▸ Short task
Set out each line from the following listing that includes the word "Path".

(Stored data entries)
== == ==

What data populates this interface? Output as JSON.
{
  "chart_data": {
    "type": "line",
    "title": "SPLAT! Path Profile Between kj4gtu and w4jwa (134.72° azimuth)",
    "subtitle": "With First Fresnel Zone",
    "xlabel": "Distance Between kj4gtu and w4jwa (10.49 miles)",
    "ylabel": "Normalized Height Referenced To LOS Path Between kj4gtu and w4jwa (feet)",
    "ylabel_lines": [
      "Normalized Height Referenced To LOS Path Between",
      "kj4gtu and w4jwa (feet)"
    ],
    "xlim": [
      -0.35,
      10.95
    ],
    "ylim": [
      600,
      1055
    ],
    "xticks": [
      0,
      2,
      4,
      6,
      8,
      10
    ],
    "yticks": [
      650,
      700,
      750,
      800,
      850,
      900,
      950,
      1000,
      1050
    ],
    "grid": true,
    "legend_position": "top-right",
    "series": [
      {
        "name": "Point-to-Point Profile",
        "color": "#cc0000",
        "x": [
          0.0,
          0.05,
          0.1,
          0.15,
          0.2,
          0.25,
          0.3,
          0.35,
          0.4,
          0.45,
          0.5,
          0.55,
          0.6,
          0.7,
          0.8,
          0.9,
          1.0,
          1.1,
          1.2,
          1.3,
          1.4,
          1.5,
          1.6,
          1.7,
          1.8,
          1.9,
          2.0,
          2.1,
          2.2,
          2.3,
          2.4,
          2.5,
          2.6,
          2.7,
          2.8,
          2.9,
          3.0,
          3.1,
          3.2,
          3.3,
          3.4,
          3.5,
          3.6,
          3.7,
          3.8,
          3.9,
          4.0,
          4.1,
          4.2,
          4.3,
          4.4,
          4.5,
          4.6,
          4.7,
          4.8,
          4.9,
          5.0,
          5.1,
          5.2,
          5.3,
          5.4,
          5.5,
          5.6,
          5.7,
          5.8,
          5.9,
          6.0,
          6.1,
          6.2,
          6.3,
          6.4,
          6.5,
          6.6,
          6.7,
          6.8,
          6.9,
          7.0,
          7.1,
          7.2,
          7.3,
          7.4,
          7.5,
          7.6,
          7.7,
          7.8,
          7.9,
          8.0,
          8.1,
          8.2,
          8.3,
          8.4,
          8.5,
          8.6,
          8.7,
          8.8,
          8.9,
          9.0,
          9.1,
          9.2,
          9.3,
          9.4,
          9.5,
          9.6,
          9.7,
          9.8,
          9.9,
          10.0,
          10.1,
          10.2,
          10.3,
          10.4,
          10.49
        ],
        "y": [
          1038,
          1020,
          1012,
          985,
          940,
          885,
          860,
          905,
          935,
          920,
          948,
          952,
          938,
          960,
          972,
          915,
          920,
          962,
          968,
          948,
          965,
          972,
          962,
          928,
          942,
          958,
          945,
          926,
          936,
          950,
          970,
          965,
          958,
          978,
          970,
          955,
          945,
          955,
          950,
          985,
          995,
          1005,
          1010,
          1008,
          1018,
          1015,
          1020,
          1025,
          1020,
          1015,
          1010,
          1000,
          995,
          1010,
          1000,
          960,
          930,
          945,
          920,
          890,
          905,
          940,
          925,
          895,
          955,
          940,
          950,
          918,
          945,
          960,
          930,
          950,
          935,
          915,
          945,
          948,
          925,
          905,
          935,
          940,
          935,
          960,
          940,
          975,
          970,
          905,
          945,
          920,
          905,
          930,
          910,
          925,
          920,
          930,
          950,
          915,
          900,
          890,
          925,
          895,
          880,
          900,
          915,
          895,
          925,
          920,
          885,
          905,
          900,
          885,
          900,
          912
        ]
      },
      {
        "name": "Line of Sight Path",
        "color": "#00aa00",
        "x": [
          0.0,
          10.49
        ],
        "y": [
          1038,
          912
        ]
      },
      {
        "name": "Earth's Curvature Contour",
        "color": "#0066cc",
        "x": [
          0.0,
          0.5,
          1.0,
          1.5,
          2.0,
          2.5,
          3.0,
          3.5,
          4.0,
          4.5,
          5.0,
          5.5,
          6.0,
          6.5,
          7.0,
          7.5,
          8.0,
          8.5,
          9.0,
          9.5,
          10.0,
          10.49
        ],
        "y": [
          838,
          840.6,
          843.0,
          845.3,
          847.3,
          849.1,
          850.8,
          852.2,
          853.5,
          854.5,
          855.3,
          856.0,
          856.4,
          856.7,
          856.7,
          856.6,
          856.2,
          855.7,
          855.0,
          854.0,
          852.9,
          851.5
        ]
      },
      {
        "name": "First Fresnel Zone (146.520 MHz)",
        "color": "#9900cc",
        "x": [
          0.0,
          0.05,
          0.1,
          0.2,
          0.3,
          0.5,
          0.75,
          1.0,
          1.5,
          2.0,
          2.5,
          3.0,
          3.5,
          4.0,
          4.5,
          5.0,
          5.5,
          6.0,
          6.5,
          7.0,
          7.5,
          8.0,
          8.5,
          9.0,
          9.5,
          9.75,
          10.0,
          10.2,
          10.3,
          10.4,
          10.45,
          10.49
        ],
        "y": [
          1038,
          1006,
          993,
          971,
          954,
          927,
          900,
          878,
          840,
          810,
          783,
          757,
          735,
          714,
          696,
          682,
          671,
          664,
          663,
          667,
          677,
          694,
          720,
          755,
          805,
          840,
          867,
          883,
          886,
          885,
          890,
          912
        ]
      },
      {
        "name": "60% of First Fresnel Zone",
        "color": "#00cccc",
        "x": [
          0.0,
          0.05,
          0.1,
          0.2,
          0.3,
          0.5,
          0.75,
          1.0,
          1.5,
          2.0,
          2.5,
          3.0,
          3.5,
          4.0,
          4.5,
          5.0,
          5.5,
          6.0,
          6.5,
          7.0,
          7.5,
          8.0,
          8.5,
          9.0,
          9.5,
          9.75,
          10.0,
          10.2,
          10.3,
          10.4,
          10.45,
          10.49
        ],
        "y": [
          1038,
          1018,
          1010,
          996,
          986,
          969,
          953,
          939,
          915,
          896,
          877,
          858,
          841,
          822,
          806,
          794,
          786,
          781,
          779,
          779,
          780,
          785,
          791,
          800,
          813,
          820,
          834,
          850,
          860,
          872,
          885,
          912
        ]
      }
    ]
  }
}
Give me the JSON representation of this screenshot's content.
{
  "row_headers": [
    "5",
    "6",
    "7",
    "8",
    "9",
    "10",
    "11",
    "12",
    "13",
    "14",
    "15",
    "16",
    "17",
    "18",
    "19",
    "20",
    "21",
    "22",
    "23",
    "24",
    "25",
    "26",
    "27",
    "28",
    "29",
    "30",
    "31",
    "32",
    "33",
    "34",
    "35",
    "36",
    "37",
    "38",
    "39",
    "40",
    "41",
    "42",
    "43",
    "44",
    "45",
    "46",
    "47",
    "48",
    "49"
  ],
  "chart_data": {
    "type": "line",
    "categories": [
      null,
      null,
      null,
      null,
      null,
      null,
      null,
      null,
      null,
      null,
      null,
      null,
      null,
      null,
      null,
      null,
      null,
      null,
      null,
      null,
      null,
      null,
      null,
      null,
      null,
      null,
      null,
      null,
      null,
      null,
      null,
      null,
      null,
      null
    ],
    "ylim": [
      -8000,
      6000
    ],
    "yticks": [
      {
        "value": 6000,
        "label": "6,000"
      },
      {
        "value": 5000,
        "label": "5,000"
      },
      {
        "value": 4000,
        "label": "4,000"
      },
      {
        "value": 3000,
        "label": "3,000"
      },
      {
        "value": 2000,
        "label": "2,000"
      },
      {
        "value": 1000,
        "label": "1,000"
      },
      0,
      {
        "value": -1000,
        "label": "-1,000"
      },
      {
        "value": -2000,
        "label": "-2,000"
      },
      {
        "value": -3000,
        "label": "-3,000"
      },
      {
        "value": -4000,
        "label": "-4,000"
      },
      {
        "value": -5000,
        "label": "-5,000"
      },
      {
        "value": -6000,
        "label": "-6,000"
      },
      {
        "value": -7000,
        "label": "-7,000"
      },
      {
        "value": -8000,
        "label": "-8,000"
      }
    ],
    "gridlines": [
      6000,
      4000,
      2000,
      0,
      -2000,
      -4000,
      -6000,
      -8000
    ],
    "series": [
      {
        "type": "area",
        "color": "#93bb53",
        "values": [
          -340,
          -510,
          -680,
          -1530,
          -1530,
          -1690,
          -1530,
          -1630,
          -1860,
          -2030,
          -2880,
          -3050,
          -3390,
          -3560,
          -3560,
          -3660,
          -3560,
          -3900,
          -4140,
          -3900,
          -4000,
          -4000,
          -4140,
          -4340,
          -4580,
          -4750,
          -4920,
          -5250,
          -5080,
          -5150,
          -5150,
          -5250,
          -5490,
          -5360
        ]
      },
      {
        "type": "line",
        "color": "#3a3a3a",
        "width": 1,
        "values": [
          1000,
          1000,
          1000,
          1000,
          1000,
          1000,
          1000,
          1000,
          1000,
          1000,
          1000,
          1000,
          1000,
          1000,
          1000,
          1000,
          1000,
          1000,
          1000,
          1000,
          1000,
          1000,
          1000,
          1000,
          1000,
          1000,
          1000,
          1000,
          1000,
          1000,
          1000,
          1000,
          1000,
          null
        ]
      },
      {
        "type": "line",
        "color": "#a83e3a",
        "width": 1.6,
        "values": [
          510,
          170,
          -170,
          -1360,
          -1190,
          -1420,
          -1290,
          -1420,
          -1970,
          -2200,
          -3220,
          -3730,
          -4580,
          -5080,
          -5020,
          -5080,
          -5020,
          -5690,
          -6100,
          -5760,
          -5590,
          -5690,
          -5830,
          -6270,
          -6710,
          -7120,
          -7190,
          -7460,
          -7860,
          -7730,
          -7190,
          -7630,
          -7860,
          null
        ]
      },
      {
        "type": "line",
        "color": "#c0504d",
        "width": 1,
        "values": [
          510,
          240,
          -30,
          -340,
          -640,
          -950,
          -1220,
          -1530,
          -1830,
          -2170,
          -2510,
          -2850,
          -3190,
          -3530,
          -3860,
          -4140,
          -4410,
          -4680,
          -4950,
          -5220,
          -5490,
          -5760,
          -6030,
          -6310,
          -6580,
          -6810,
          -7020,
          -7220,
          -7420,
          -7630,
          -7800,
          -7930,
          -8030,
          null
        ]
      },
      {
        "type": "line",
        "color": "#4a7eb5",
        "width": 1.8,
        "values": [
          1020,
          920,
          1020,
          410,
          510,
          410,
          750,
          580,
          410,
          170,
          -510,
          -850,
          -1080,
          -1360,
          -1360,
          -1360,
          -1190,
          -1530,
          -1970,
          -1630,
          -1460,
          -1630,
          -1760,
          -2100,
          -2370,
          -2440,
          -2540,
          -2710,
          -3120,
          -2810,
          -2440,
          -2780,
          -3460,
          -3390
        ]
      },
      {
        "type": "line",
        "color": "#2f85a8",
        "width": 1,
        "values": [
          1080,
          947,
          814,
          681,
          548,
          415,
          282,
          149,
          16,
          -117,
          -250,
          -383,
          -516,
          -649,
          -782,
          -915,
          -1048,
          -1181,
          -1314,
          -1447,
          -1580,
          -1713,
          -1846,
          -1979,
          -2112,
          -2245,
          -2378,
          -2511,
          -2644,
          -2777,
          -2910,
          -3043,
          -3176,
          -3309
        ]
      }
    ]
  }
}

== == ==

▸ Output
    "title": "SPLAT! Path Profile Between kj4gtu and w4jwa (134.72° azimuth)",
    "ylabel": "Normalized Height Referenced To LOS Path Between kj4gtu and w4jwa (feet)",
      "Normalized Height Referenced To LOS Path Between",
        "name": "Line of Sight Path",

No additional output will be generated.